[WORK INSTRUCTIONS]:
Translate into Spanish the sentence "During the day he was nice and would act like nothing ever happened." from the source document below.

[SOURCE DOCUMENT]:
------------------------------------

My brother was much older than me and I adored him. He was my favourite person.I would wait up for him on the weekend and he would bring me chips back on the way home from the pub and we would watch something on the telly for an hour. I remember vividly one night when I was around 10. Instead of chatting he fell silent and intently stared at me. He was smirking and staring at my chest. The energy in the room was horrible, and I realise now, sexually charged and aggressive.

Being 10 I didn’t know what to do so I fawned and told him what I had done at school that day while he continued to silently stare at my chest. This went on for what seemed like hours and I remember going to bed in tears felling betrayed and distraught. This became our weekly routine. I still waited up for him, and he would silently angrily stare at me in a sexually aggressive way and I would frantically fawn, hoping he would stop. Still I waited up. I felt I had to and that it would have been mean not to let him to do this.

As time went on he would scoff at my fawning and make fun of me. I fawned even more and he became verbally abusive calling me a cunt and a bitch and criticising everything about me. I would cry, and he would laugh. I started to realise that his goal was to reduce me to tears. Then he would go to bed pissed and satisfied.

During the day he was nice and would act like nothing ever happened. As I became a teenager I couldn’t cope anymore and started to run away from home. I never told anyone why. And I don’t know why I didn’t tell anyone or why I dutifully presented myself for his weekly abuse.

I don’t think he was sexually attracted to me, although he sexually intimidated me. He would wear shorts and sit with his legs open so bits fell out. I think he enjoyed degrading me, frightening me and having someone to intimidate. It was his weekly entertainment.

I cut contact with him in my late teens. If I think about how he emotionally abused a little girl for years with his balls on display I feel utter rage.

I’m so sorry you experienced this, it’s heartbreaking especially from someone you loved so much. I have a much older brother and we adore each other, I’ve always felt the safest with him and my little girl has 3 older brothers. I pray she never feels what you felt. Sending you hugs, you’re so brave and made the right decision cutting him off x

VeganStar · 07/02/2025 12:41

JadedVeryJaded · 06/02/2025 22:28

This is why a good mother who’s single NEVER moves a man into the home she shares with her DC.

Keep non biological men very far away from your children. PLEASE.

Totally agree. My DDs dad died when she was 3. I was never going to have another man in my life.

my dsis second DH abused my dn and I vowed then I’d never let it happen to my little girl.

it’s strange that the thought of sexual abuse never crossed my mind until that happened but then I couldn’t get it out of my mind and became extremely protective of her. She never went to sleepovers although I had loads of her friends to ours for sleepovers and she seemed satisfied with that.

protect your dc at the sacrifice of yourselves.

IzzyHandsIsMySpiritAnimal · 07/02/2025 12:49

JadedVeryJaded · 06/02/2025 22:28

This is why a good mother who’s single NEVER moves a man into the home she shares with her DC.

Keep non biological men very far away from your children. PLEASE.

Disgusting to see on this thread that in many instances it has been the biological father doing the peeping and worse.

Crikeyalmighty · 07/02/2025 12:51

@Hwi I do agree there were lots of women who actually turned a blind eye because their life options were very limited - and it was basically self preservation at the expense of their children - truly awful -

MumoftwoGranofone · 07/02/2025 12:53

I have read all these posts, it's so important that your voices are heard. As someone else has said trust your hypervigilance and gut feelings, these are your strength, your super power. You will be picking up on things being amiss that other people wont. Also take care, there are specialist charities for victims of historical CSA.

zebrazoop · 07/02/2025 12:53

I'm another one who was sexually abused my multiple family members , including my bio father from a very young age to 14. It's left me complex mental health problems and a lifelong fear of men.

------------------------------------

[DATA EXTRACTS]:
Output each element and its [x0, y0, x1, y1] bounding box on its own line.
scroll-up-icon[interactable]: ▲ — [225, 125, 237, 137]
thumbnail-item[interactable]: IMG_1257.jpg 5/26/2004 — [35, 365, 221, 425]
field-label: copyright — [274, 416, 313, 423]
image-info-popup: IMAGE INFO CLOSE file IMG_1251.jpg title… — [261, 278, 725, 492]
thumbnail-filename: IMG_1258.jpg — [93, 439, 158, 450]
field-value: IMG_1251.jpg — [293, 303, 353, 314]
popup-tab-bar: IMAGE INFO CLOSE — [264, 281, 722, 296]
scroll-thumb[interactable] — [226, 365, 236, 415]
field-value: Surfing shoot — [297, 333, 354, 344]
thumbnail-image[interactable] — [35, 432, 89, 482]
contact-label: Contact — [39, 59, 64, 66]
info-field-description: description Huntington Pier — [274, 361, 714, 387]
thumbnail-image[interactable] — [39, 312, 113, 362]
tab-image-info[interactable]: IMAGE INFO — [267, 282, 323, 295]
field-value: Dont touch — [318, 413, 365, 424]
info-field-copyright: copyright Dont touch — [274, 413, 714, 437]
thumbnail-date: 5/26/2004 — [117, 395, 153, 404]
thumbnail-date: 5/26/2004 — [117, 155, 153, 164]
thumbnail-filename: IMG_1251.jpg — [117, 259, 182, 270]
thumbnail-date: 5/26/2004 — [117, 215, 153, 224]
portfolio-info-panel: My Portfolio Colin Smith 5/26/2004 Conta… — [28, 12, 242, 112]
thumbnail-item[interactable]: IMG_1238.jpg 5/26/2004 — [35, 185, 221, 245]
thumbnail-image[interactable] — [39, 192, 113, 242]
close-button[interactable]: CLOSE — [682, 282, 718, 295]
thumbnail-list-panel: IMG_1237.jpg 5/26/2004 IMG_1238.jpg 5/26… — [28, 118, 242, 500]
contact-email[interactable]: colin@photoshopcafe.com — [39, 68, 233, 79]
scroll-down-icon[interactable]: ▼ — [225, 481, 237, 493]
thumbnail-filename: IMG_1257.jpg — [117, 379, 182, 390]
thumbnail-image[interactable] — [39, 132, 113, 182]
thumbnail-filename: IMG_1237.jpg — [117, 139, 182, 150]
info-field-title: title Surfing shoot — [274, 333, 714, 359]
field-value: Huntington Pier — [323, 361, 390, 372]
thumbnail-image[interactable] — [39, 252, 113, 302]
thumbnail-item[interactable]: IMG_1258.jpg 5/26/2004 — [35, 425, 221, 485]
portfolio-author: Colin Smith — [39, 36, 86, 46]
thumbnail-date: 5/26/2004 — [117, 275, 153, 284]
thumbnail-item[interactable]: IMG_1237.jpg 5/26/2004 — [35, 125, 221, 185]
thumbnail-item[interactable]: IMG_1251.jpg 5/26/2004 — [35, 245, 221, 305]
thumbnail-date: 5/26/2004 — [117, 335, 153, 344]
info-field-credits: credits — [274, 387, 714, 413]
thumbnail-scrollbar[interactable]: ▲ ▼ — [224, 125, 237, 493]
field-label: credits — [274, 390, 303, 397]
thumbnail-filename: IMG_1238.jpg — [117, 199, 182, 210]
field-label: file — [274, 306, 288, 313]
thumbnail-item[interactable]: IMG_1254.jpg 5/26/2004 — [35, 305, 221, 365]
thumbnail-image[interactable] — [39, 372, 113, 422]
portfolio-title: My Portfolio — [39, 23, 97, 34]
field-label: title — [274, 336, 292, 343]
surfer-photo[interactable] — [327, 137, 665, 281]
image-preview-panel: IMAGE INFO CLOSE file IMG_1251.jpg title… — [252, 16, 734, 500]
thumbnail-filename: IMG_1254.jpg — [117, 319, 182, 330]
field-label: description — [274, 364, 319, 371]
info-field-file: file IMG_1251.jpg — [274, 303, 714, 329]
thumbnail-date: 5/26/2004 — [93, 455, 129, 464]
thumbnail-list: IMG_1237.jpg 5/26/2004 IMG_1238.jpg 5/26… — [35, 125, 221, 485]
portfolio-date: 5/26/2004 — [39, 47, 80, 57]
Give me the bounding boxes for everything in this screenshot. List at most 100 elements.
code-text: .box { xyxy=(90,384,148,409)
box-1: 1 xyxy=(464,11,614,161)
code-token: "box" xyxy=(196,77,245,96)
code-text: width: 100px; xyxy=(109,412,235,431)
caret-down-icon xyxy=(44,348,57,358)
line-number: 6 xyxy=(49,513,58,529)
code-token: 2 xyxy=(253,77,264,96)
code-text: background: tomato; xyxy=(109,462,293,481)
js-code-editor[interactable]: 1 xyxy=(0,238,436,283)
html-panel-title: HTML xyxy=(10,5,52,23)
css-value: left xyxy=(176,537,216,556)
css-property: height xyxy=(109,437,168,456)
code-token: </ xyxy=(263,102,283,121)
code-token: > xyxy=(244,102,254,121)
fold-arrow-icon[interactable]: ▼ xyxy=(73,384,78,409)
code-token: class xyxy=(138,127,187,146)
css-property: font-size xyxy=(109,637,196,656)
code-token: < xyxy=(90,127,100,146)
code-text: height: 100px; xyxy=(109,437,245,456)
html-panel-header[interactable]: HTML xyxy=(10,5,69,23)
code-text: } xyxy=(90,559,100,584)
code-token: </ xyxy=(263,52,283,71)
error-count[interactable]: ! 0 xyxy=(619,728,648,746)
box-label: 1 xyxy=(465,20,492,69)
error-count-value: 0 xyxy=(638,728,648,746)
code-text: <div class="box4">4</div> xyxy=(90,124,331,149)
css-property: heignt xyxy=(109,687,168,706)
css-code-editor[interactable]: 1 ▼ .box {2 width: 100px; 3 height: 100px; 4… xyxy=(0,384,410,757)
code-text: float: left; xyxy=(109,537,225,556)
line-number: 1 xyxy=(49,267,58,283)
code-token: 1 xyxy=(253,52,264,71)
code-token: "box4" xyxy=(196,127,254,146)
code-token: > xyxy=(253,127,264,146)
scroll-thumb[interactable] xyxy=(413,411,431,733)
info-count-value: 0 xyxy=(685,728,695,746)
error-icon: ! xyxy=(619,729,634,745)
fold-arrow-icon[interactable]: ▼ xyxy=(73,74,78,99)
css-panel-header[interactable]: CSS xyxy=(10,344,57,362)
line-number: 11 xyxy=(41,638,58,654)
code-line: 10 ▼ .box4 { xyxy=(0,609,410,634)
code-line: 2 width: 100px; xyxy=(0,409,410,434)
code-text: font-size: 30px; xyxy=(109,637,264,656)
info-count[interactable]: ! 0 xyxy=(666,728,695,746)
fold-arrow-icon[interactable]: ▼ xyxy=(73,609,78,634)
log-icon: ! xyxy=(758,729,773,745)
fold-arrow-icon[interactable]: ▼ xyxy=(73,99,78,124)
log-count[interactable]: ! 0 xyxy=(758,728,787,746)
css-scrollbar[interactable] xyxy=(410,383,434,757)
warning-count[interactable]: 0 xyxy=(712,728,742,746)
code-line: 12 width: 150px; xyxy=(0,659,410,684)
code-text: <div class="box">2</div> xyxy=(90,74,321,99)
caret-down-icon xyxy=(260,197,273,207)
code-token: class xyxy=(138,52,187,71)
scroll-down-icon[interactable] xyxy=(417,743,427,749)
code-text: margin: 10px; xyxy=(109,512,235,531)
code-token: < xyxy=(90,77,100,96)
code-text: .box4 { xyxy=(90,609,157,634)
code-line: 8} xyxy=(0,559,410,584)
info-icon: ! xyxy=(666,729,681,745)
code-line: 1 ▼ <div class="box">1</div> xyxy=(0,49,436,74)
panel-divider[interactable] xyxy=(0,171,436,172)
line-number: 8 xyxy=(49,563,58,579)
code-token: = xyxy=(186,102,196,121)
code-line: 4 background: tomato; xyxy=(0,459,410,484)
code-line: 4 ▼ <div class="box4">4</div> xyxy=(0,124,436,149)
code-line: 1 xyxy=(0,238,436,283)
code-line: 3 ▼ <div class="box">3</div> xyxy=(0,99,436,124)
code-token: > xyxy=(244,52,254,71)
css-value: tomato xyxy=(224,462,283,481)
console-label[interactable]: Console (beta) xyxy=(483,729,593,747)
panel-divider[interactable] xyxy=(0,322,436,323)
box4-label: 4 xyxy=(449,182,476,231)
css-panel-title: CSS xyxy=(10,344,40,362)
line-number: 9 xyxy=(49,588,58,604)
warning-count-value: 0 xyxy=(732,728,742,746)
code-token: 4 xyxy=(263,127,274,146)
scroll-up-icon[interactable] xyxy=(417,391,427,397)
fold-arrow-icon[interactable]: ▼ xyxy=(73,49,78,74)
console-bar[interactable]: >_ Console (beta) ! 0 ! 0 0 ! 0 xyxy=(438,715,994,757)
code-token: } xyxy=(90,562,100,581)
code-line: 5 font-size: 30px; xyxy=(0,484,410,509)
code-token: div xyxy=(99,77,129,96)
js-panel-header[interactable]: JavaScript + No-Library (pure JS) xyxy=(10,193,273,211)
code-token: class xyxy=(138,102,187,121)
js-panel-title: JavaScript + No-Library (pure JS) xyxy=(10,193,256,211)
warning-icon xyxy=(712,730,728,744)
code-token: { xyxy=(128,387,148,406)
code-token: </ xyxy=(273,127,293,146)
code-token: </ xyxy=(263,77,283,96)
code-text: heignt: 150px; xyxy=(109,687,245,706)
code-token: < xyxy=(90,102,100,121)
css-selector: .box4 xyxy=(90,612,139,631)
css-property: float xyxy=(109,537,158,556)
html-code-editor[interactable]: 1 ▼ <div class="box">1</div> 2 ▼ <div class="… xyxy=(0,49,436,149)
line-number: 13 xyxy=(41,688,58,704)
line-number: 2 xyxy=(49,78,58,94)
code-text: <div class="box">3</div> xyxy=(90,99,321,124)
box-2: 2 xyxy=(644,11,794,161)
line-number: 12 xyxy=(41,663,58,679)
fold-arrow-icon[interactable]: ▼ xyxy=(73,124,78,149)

------------------------------------

[THE ANSWER]:
Durante el día era amable y actuaba como si nunca hubiera pasado nada.